Keep the images out and copy every entry below exactly.

[BEGIN]

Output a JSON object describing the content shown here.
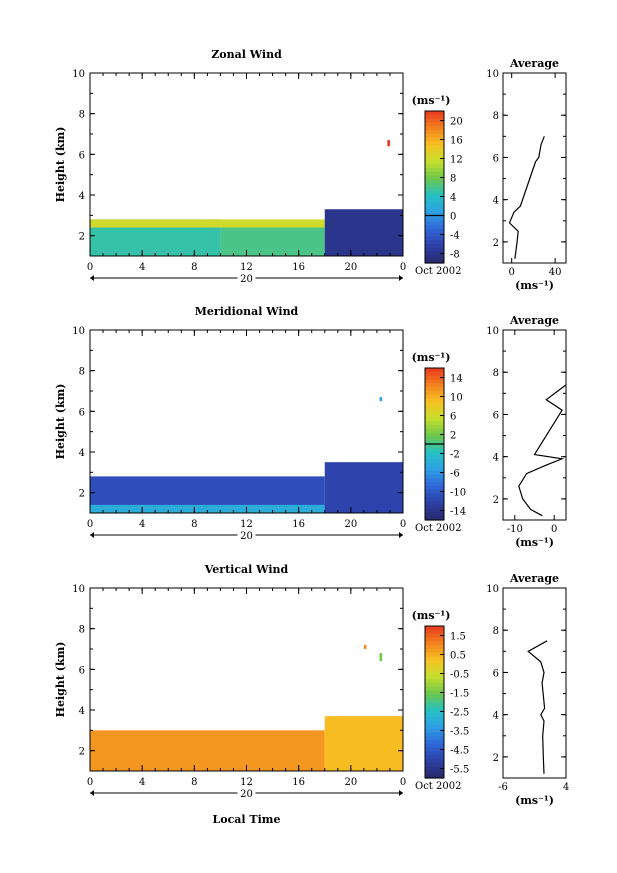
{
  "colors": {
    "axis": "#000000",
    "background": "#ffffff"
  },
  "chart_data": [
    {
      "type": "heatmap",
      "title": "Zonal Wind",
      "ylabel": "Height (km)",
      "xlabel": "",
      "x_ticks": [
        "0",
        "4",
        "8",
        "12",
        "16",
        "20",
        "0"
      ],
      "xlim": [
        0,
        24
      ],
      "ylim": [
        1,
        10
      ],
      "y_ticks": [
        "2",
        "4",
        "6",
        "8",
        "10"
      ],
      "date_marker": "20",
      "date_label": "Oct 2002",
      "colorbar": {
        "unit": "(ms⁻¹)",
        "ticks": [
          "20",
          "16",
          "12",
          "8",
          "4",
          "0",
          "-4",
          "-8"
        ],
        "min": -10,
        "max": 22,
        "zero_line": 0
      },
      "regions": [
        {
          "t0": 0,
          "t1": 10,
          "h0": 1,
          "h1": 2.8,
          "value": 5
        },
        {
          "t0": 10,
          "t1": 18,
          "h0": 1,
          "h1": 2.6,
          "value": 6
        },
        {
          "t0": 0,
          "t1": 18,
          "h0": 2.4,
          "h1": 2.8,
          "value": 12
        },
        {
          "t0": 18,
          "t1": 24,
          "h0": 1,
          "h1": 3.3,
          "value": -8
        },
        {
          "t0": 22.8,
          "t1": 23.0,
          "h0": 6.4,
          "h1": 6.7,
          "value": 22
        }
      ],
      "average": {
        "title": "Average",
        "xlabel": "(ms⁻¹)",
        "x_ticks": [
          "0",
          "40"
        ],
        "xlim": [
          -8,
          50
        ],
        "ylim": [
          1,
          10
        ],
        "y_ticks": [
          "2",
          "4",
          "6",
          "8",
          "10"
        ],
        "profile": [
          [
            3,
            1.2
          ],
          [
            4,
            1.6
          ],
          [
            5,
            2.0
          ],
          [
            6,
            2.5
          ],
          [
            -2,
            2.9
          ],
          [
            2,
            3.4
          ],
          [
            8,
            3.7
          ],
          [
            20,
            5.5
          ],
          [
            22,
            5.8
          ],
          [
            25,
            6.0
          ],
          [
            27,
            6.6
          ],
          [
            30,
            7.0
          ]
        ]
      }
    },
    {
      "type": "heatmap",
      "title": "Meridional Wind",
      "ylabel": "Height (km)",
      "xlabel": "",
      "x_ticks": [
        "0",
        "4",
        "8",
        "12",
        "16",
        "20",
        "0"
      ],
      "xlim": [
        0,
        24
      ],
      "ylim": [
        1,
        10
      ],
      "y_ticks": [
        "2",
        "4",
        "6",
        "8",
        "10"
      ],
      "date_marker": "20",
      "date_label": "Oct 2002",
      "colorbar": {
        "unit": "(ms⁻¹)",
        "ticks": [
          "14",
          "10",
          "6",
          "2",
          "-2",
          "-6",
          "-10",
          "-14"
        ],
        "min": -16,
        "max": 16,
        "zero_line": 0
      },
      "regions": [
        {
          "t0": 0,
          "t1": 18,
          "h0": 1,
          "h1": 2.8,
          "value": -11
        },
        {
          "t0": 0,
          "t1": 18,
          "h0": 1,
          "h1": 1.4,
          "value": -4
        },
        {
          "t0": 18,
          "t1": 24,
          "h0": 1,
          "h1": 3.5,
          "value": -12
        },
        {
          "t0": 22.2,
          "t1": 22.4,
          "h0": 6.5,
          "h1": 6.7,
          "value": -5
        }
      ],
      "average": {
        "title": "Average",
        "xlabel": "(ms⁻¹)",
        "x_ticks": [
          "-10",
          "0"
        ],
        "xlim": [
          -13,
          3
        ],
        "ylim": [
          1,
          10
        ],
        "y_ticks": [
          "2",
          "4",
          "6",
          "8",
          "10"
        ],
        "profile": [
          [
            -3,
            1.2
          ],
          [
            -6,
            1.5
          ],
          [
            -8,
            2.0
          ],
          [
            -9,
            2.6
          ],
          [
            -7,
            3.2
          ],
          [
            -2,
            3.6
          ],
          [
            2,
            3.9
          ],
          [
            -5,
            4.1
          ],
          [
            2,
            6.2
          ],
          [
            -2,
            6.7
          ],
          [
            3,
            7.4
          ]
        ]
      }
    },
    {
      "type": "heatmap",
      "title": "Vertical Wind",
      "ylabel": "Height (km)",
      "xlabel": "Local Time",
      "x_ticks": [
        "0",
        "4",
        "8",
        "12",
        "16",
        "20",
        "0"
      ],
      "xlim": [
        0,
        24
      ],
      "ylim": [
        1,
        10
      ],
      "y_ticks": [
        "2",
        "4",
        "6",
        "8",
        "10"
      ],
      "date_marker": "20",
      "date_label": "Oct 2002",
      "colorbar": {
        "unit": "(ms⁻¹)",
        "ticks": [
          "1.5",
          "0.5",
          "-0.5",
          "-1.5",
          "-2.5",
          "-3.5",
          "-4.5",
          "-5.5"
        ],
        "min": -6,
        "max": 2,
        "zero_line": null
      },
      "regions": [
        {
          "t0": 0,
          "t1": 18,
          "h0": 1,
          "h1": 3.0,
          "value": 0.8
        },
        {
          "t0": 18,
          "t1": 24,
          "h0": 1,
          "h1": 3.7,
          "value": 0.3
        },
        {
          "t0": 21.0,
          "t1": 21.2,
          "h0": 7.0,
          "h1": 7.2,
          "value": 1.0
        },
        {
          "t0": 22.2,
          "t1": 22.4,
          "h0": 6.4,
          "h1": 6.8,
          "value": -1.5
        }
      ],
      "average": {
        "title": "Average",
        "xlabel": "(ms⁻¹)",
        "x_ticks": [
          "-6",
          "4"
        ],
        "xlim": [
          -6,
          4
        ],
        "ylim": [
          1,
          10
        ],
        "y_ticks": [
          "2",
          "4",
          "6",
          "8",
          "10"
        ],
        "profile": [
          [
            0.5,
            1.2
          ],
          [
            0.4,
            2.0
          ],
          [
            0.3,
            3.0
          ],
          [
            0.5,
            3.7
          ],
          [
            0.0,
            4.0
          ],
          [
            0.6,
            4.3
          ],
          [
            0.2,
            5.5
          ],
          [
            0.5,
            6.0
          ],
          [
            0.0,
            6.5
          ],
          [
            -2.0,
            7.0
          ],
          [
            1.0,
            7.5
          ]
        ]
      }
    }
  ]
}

[END]

* [THE COMPLETED TASK]:
Output a JSON object describing the content shown here.
{
  "colors": {
    "axis": "#000000",
    "background": "#ffffff"
  },
  "chart_data": [
    {
      "type": "heatmap",
      "title": "Zonal Wind",
      "ylabel": "Height (km)",
      "xlabel": "",
      "x_ticks": [
        "0",
        "4",
        "8",
        "12",
        "16",
        "20",
        "0"
      ],
      "xlim": [
        0,
        24
      ],
      "ylim": [
        1,
        10
      ],
      "y_ticks": [
        "2",
        "4",
        "6",
        "8",
        "10"
      ],
      "date_marker": "20",
      "date_label": "Oct 2002",
      "colorbar": {
        "unit": "(ms⁻¹)",
        "ticks": [
          "20",
          "16",
          "12",
          "8",
          "4",
          "0",
          "-4",
          "-8"
        ],
        "min": -10,
        "max": 22,
        "zero_line": 0
      },
      "regions": [
        {
          "t0": 0,
          "t1": 10,
          "h0": 1,
          "h1": 2.8,
          "value": 5
        },
        {
          "t0": 10,
          "t1": 18,
          "h0": 1,
          "h1": 2.6,
          "value": 6
        },
        {
          "t0": 0,
          "t1": 18,
          "h0": 2.4,
          "h1": 2.8,
          "value": 12
        },
        {
          "t0": 18,
          "t1": 24,
          "h0": 1,
          "h1": 3.3,
          "value": -8
        },
        {
          "t0": 22.8,
          "t1": 23.0,
          "h0": 6.4,
          "h1": 6.7,
          "value": 22
        }
      ],
      "average": {
        "title": "Average",
        "xlabel": "(ms⁻¹)",
        "x_ticks": [
          "0",
          "40"
        ],
        "xlim": [
          -8,
          50
        ],
        "ylim": [
          1,
          10
        ],
        "y_ticks": [
          "2",
          "4",
          "6",
          "8",
          "10"
        ],
        "profile": [
          [
            3,
            1.2
          ],
          [
            4,
            1.6
          ],
          [
            5,
            2.0
          ],
          [
            6,
            2.5
          ],
          [
            -2,
            2.9
          ],
          [
            2,
            3.4
          ],
          [
            8,
            3.7
          ],
          [
            20,
            5.5
          ],
          [
            22,
            5.8
          ],
          [
            25,
            6.0
          ],
          [
            27,
            6.6
          ],
          [
            30,
            7.0
          ]
        ]
      }
    },
    {
      "type": "heatmap",
      "title": "Meridional Wind",
      "ylabel": "Height (km)",
      "xlabel": "",
      "x_ticks": [
        "0",
        "4",
        "8",
        "12",
        "16",
        "20",
        "0"
      ],
      "xlim": [
        0,
        24
      ],
      "ylim": [
        1,
        10
      ],
      "y_ticks": [
        "2",
        "4",
        "6",
        "8",
        "10"
      ],
      "date_marker": "20",
      "date_label": "Oct 2002",
      "colorbar": {
        "unit": "(ms⁻¹)",
        "ticks": [
          "14",
          "10",
          "6",
          "2",
          "-2",
          "-6",
          "-10",
          "-14"
        ],
        "min": -16,
        "max": 16,
        "zero_line": 0
      },
      "regions": [
        {
          "t0": 0,
          "t1": 18,
          "h0": 1,
          "h1": 2.8,
          "value": -11
        },
        {
          "t0": 0,
          "t1": 18,
          "h0": 1,
          "h1": 1.4,
          "value": -4
        },
        {
          "t0": 18,
          "t1": 24,
          "h0": 1,
          "h1": 3.5,
          "value": -12
        },
        {
          "t0": 22.2,
          "t1": 22.4,
          "h0": 6.5,
          "h1": 6.7,
          "value": -5
        }
      ],
      "average": {
        "title": "Average",
        "xlabel": "(ms⁻¹)",
        "x_ticks": [
          "-10",
          "0"
        ],
        "xlim": [
          -13,
          3
        ],
        "ylim": [
          1,
          10
        ],
        "y_ticks": [
          "2",
          "4",
          "6",
          "8",
          "10"
        ],
        "profile": [
          [
            -3,
            1.2
          ],
          [
            -6,
            1.5
          ],
          [
            -8,
            2.0
          ],
          [
            -9,
            2.6
          ],
          [
            -7,
            3.2
          ],
          [
            -2,
            3.6
          ],
          [
            2,
            3.9
          ],
          [
            -5,
            4.1
          ],
          [
            2,
            6.2
          ],
          [
            -2,
            6.7
          ],
          [
            3,
            7.4
          ]
        ]
      }
    },
    {
      "type": "heatmap",
      "title": "Vertical Wind",
      "ylabel": "Height (km)",
      "xlabel": "Local Time",
      "x_ticks": [
        "0",
        "4",
        "8",
        "12",
        "16",
        "20",
        "0"
      ],
      "xlim": [
        0,
        24
      ],
      "ylim": [
        1,
        10
      ],
      "y_ticks": [
        "2",
        "4",
        "6",
        "8",
        "10"
      ],
      "date_marker": "20",
      "date_label": "Oct 2002",
      "colorbar": {
        "unit": "(ms⁻¹)",
        "ticks": [
          "1.5",
          "0.5",
          "-0.5",
          "-1.5",
          "-2.5",
          "-3.5",
          "-4.5",
          "-5.5"
        ],
        "min": -6,
        "max": 2,
        "zero_line": null
      },
      "regions": [
        {
          "t0": 0,
          "t1": 18,
          "h0": 1,
          "h1": 3.0,
          "value": 0.8
        },
        {
          "t0": 18,
          "t1": 24,
          "h0": 1,
          "h1": 3.7,
          "value": 0.3
        },
        {
          "t0": 21.0,
          "t1": 21.2,
          "h0": 7.0,
          "h1": 7.2,
          "value": 1.0
        },
        {
          "t0": 22.2,
          "t1": 22.4,
          "h0": 6.4,
          "h1": 6.8,
          "value": -1.5
        }
      ],
      "average": {
        "title": "Average",
        "xlabel": "(ms⁻¹)",
        "x_ticks": [
          "-6",
          "4"
        ],
        "xlim": [
          -6,
          4
        ],
        "ylim": [
          1,
          10
        ],
        "y_ticks": [
          "2",
          "4",
          "6",
          "8",
          "10"
        ],
        "profile": [
          [
            0.5,
            1.2
          ],
          [
            0.4,
            2.0
          ],
          [
            0.3,
            3.0
          ],
          [
            0.5,
            3.7
          ],
          [
            0.0,
            4.0
          ],
          [
            0.6,
            4.3
          ],
          [
            0.2,
            5.5
          ],
          [
            0.5,
            6.0
          ],
          [
            0.0,
            6.5
          ],
          [
            -2.0,
            7.0
          ],
          [
            1.0,
            7.5
          ]
        ]
      }
    }
  ]
}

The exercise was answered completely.